Figure content listings:
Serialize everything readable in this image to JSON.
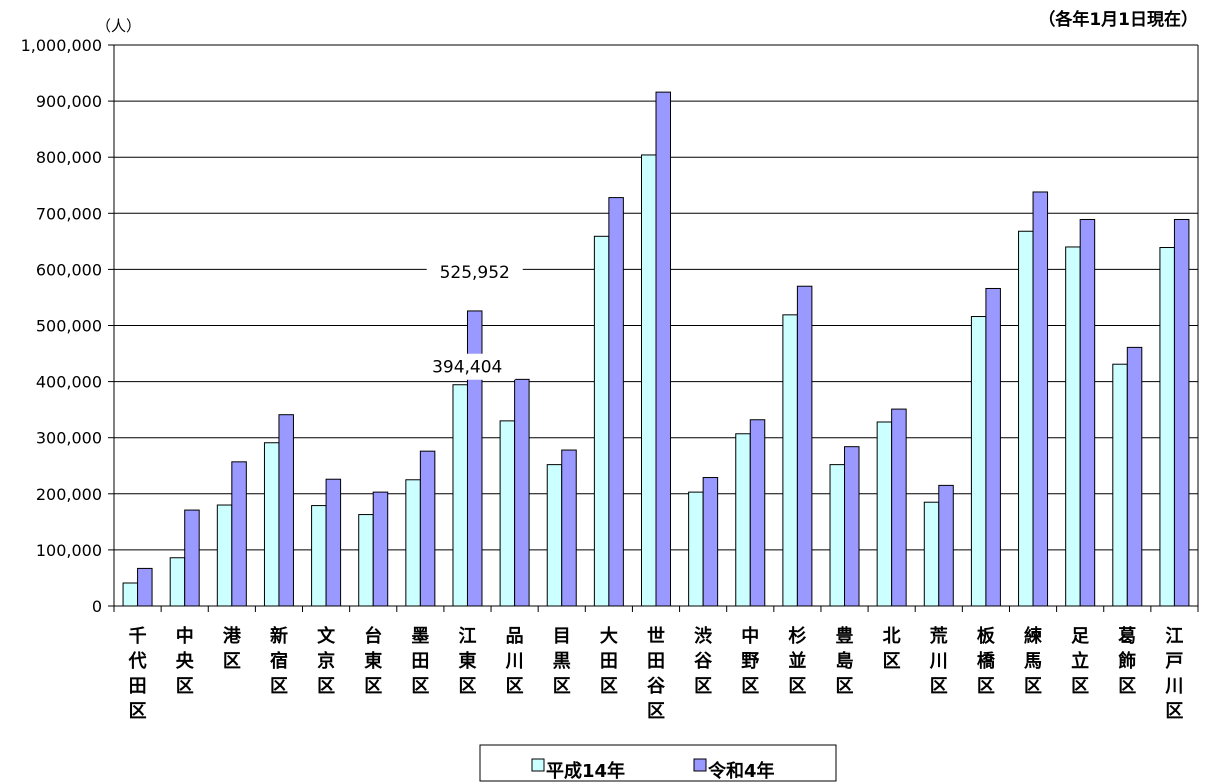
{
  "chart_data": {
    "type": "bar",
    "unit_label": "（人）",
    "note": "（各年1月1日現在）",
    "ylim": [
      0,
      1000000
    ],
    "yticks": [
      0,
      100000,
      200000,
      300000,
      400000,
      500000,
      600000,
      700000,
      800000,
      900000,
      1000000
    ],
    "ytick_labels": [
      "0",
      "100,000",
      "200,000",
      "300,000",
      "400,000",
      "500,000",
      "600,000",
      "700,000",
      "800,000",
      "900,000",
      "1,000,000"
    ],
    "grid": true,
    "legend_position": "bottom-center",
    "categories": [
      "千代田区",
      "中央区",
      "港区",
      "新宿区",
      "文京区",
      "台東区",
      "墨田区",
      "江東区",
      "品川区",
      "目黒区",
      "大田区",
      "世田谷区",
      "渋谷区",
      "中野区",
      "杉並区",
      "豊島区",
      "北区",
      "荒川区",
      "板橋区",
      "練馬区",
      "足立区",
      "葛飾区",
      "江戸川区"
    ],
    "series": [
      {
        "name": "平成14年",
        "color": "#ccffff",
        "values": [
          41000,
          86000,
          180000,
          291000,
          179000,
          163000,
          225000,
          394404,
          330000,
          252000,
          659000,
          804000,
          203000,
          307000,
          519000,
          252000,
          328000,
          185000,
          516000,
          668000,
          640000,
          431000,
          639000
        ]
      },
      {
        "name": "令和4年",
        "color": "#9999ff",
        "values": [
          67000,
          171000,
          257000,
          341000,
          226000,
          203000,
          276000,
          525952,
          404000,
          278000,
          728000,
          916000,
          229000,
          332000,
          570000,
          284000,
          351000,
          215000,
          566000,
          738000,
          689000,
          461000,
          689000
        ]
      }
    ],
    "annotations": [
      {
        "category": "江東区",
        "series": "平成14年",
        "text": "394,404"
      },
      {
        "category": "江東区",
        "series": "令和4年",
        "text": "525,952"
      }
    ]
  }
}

Instructions to follow:
Write out each line of the data exactly; the images should be left out.

Completed exercise:
Serialize everything readable in this image to JSON.
{
  "chart_data": {
    "type": "bar",
    "unit_label": "（人）",
    "note": "（各年1月1日現在）",
    "ylim": [
      0,
      1000000
    ],
    "yticks": [
      0,
      100000,
      200000,
      300000,
      400000,
      500000,
      600000,
      700000,
      800000,
      900000,
      1000000
    ],
    "ytick_labels": [
      "0",
      "100,000",
      "200,000",
      "300,000",
      "400,000",
      "500,000",
      "600,000",
      "700,000",
      "800,000",
      "900,000",
      "1,000,000"
    ],
    "grid": true,
    "legend_position": "bottom-center",
    "categories": [
      "千代田区",
      "中央区",
      "港区",
      "新宿区",
      "文京区",
      "台東区",
      "墨田区",
      "江東区",
      "品川区",
      "目黒区",
      "大田区",
      "世田谷区",
      "渋谷区",
      "中野区",
      "杉並区",
      "豊島区",
      "北区",
      "荒川区",
      "板橋区",
      "練馬区",
      "足立区",
      "葛飾区",
      "江戸川区"
    ],
    "series": [
      {
        "name": "平成14年",
        "color": "#ccffff",
        "values": [
          41000,
          86000,
          180000,
          291000,
          179000,
          163000,
          225000,
          394404,
          330000,
          252000,
          659000,
          804000,
          203000,
          307000,
          519000,
          252000,
          328000,
          185000,
          516000,
          668000,
          640000,
          431000,
          639000
        ]
      },
      {
        "name": "令和4年",
        "color": "#9999ff",
        "values": [
          67000,
          171000,
          257000,
          341000,
          226000,
          203000,
          276000,
          525952,
          404000,
          278000,
          728000,
          916000,
          229000,
          332000,
          570000,
          284000,
          351000,
          215000,
          566000,
          738000,
          689000,
          461000,
          689000
        ]
      }
    ],
    "annotations": [
      {
        "category": "江東区",
        "series": "平成14年",
        "text": "394,404"
      },
      {
        "category": "江東区",
        "series": "令和4年",
        "text": "525,952"
      }
    ]
  }
}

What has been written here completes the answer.